YOUR TASK:
Each entry below is to be duplicated verbatim.

DATA TO PROCESS:
====
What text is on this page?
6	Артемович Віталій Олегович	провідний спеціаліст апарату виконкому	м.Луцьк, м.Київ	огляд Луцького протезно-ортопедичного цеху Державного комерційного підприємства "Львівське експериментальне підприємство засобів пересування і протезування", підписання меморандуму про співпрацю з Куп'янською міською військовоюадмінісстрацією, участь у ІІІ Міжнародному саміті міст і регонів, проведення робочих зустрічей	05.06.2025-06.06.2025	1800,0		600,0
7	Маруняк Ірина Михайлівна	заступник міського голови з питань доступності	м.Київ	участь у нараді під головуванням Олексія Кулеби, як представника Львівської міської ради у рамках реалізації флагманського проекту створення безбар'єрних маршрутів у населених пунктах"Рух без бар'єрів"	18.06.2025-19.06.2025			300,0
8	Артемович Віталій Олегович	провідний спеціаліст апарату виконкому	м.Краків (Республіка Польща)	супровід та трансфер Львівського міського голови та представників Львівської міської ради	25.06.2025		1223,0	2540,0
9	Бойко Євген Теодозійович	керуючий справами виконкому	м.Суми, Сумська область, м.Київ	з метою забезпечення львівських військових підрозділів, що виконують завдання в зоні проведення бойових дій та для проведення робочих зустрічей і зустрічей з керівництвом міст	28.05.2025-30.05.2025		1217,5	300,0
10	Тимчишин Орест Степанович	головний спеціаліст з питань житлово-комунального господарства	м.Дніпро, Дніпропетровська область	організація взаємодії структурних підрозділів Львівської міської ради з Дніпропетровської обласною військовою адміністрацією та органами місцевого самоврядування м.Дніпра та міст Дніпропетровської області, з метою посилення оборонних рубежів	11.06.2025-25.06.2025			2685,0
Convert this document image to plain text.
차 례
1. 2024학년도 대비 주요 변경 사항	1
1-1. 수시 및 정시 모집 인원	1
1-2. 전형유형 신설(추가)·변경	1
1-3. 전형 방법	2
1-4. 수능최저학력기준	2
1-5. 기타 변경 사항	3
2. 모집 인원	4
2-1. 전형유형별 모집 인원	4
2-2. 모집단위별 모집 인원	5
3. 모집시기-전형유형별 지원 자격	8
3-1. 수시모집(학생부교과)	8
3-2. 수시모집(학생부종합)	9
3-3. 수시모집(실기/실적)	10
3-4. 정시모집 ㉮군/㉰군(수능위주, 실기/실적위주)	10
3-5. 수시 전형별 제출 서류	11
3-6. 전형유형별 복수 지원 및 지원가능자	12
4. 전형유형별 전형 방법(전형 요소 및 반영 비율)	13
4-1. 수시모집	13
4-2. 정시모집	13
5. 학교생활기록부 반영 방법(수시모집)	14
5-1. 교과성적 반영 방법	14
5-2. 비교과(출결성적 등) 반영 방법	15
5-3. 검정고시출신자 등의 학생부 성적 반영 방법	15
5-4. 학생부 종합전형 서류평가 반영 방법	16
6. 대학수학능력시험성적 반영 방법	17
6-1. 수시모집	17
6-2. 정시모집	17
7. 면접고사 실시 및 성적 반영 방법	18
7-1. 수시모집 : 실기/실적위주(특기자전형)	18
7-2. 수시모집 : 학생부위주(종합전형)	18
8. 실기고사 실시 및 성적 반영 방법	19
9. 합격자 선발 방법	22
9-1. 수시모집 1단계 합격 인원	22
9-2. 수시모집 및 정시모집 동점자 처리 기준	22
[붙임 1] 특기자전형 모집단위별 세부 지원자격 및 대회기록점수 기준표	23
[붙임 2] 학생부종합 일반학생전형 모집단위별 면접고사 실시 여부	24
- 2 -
====
THE COMPLETED TASK:
What text is on this page?
6	Артемович Віталій Олегович	провідний спеціаліст апарату виконкому	м.Луцьк, м.Київ	огляд Луцького протезно-ортопедичного цеху Державного комерційного підприємства "Львівське експериментальне підприємство засобів пересування і протезування", підписання меморандуму про співпрацю з Куп'янською міською військовоюадмінісстрацією, участь у ІІІ Міжнародному саміті міст і регонів, проведення робочих зустрічей	05.06.2025-06.06.2025	1800,0		600,0
7	Маруняк Ірина Михайлівна	заступник міського голови з питань доступності	м.Київ	участь у нараді під головуванням Олексія Кулеби, як представника Львівської міської ради у рамках реалізації флагманського проекту створення безбар'єрних маршрутів у населених пунктах"Рух без бар'єрів"	18.06.2025-19.06.2025			300,0
8	Артемович Віталій Олегович	провідний спеціаліст апарату виконкому	м.Краків (Республіка Польща)	супровід та трансфер Львівського міського голови та представників Львівської міської ради	25.06.2025		1223,0	2540,0
9	Бойко Євген Теодозійович	керуючий справами виконкому	м.Суми, Сумська область, м.Київ	з метою забезпечення львівських військових підрозділів, що виконують завдання в зоні проведення бойових дій та для проведення робочих зустрічей і зустрічей з керівництвом міст	28.05.2025-30.05.2025		1217,5	300,0
10	Тимчишин Орест Степанович	головний спеціаліст з питань житлово-комунального господарства	м.Дніпро, Дніпропетровська область	організація взаємодії структурних підрозділів Львівської міської ради з Дніпропетровської обласною військовою адміністрацією та органами місцевого самоврядування м.Дніпра та міст Дніпропетровської області, з метою посилення оборонних рубежів	11.06.2025-25.06.2025			2685,0
Convert this document image to plain text.
차 례
1. 2024학년도 대비 주요 변경 사항	1
1-1. 수시 및 정시 모집 인원	1
1-2. 전형유형 신설(추가)·변경	1
1-3. 전형 방법	2
1-4. 수능최저학력기준	2
1-5. 기타 변경 사항	3
2. 모집 인원	4
2-1. 전형유형별 모집 인원	4
2-2. 모집단위별 모집 인원	5
3. 모집시기-전형유형별 지원 자격	8
3-1. 수시모집(학생부교과)	8
3-2. 수시모집(학생부종합)	9
3-3. 수시모집(실기/실적)	10
3-4. 정시모집 ㉮군/㉰군(수능위주, 실기/실적위주)	10
3-5. 수시 전형별 제출 서류	11
3-6. 전형유형별 복수 지원 및 지원가능자	12
4. 전형유형별 전형 방법(전형 요소 및 반영 비율)	13
4-1. 수시모집	13
4-2. 정시모집	13
5. 학교생활기록부 반영 방법(수시모집)	14
5-1. 교과성적 반영 방법	14
5-2. 비교과(출결성적 등) 반영 방법	15
5-3. 검정고시출신자 등의 학생부 성적 반영 방법	15
5-4. 학생부 종합전형 서류평가 반영 방법	16
6. 대학수학능력시험성적 반영 방법	17
6-1. 수시모집	17
6-2. 정시모집	17
7. 면접고사 실시 및 성적 반영 방법	18
7-1. 수시모집 : 실기/실적위주(특기자전형)	18
7-2. 수시모집 : 학생부위주(종합전형)	18
8. 실기고사 실시 및 성적 반영 방법	19
9. 합격자 선발 방법	22
9-1. 수시모집 1단계 합격 인원	22
9-2. 수시모집 및 정시모집 동점자 처리 기준	22
[붙임 1] 특기자전형 모집단위별 세부 지원자격 및 대회기록점수 기준표	23
[붙임 2] 학생부종합 일반학생전형 모집단위별 면접고사 실시 여부	24
- 2 -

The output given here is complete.